PROBLEM TO WORK ON » In the data below, transcribe the part that opens with the line containing "spot-core [187, 238, 201, 257]" and closes with the line containing "x-axis: −550 −500", including both of those lines.
---------- TASK INPUTS ----------
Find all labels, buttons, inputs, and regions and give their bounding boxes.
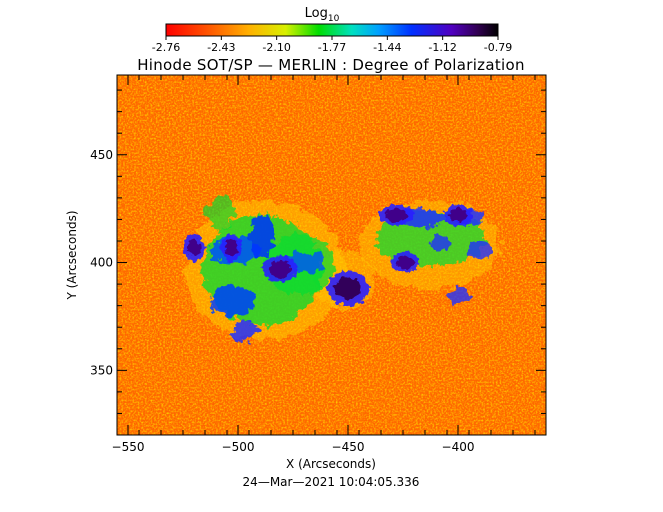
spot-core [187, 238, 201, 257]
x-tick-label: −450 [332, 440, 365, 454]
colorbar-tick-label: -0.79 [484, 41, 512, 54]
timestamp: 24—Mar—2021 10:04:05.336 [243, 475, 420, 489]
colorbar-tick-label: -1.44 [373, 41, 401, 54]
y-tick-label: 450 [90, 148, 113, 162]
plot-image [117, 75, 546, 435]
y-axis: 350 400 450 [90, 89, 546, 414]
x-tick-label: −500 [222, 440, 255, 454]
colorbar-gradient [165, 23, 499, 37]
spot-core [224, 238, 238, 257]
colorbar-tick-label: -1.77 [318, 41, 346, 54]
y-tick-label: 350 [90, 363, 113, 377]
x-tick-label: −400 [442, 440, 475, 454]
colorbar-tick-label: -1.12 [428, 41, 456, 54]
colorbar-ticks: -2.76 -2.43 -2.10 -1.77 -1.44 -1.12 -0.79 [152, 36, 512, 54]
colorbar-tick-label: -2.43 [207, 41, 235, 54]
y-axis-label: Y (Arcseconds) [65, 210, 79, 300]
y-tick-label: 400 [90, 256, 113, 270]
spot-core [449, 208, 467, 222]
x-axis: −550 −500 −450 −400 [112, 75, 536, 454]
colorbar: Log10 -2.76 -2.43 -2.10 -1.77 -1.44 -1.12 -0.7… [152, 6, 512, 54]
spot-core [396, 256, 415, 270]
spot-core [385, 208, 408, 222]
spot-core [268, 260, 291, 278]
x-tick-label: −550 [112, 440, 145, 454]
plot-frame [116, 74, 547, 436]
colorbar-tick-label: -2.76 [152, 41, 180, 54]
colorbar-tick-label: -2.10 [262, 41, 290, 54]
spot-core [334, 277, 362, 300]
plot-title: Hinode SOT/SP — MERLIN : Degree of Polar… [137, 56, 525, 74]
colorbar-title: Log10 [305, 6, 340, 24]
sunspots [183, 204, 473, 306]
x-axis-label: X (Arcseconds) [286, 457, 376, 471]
----------
---------- TASK INPUTS ----------
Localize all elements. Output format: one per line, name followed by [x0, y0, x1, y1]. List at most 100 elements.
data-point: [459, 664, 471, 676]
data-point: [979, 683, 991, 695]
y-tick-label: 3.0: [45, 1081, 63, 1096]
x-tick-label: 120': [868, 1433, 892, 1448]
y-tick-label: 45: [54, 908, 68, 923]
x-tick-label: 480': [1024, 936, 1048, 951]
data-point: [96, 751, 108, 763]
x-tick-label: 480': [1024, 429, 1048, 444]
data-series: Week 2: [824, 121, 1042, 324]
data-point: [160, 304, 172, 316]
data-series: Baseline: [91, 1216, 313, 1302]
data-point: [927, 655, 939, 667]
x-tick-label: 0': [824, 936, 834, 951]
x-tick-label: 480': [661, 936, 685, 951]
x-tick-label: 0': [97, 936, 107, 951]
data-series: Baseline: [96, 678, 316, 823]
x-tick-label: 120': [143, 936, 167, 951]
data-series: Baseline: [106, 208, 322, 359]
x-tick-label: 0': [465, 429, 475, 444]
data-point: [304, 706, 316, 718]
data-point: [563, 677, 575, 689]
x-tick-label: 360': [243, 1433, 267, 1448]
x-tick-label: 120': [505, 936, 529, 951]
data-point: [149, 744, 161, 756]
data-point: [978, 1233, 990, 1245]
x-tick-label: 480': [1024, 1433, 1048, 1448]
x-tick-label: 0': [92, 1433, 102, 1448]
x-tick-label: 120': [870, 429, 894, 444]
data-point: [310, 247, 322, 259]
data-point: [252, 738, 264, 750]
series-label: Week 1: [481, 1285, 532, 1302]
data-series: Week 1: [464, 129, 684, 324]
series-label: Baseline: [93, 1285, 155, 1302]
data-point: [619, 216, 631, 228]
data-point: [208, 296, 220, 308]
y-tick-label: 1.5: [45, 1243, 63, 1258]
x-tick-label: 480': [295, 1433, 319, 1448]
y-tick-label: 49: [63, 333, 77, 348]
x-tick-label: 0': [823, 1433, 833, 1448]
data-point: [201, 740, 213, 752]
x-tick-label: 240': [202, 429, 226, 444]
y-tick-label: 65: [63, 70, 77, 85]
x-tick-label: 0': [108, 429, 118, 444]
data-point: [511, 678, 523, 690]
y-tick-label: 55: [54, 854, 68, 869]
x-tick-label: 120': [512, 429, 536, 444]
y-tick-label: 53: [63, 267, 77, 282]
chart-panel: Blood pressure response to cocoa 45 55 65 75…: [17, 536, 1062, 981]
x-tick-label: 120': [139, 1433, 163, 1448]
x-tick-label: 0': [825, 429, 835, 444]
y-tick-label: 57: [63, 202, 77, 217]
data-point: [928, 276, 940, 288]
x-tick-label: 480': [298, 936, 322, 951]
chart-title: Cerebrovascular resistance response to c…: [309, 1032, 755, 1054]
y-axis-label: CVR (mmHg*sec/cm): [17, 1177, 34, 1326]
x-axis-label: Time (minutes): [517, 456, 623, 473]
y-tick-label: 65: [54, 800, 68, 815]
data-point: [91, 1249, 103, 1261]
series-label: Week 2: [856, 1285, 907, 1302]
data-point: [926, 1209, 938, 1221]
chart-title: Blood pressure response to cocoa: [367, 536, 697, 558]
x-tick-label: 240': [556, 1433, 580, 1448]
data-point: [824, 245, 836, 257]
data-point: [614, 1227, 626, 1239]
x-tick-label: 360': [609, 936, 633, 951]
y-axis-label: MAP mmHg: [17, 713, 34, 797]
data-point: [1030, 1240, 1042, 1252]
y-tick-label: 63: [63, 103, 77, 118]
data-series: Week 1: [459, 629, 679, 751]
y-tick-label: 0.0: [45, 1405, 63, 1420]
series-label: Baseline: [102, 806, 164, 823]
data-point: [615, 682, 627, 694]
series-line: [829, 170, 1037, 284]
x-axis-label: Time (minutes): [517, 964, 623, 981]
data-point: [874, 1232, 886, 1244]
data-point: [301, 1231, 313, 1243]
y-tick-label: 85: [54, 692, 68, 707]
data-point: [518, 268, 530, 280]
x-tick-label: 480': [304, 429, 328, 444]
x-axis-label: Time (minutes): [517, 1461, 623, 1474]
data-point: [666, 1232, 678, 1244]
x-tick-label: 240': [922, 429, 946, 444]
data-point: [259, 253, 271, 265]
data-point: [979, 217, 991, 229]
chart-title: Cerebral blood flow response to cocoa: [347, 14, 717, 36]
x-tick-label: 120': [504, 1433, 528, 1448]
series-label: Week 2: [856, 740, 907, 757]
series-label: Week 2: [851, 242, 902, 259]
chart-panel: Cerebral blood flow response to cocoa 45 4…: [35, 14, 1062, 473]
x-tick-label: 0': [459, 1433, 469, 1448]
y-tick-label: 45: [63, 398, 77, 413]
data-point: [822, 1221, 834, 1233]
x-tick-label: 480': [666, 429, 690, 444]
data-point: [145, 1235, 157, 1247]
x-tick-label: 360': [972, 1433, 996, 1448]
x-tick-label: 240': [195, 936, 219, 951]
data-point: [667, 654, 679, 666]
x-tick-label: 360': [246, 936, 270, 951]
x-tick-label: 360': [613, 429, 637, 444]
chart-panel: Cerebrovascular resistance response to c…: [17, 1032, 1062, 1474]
----------
SOLUTION »
spot-core [187, 238, 201, 257]
x-tick-label: −450 [332, 440, 365, 454]
colorbar-tick-label: -0.79 [484, 41, 512, 54]
timestamp: 24—Mar—2021 10:04:05.336 [243, 475, 420, 489]
colorbar-tick-label: -1.44 [373, 41, 401, 54]
y-tick-label: 450 [90, 148, 113, 162]
plot-image [117, 75, 546, 435]
y-axis: 350 400 450 [90, 89, 546, 414]
x-tick-label: −500 [222, 440, 255, 454]
colorbar-gradient [165, 23, 499, 37]
spot-core [224, 238, 238, 257]
colorbar-tick-label: -1.77 [318, 41, 346, 54]
y-tick-label: 350 [90, 363, 113, 377]
x-tick-label: −400 [442, 440, 475, 454]
colorbar-tick-label: -1.12 [428, 41, 456, 54]
colorbar-ticks: -2.76 -2.43 -2.10 -1.77 -1.44 -1.12 -0.79 [152, 36, 512, 54]
colorbar-tick-label: -2.43 [207, 41, 235, 54]
y-axis-label: Y (Arcseconds) [65, 210, 79, 300]
y-tick-label: 400 [90, 256, 113, 270]
spot-core [449, 208, 467, 222]
x-axis: −550 −500 −450 −400 [112, 75, 536, 454]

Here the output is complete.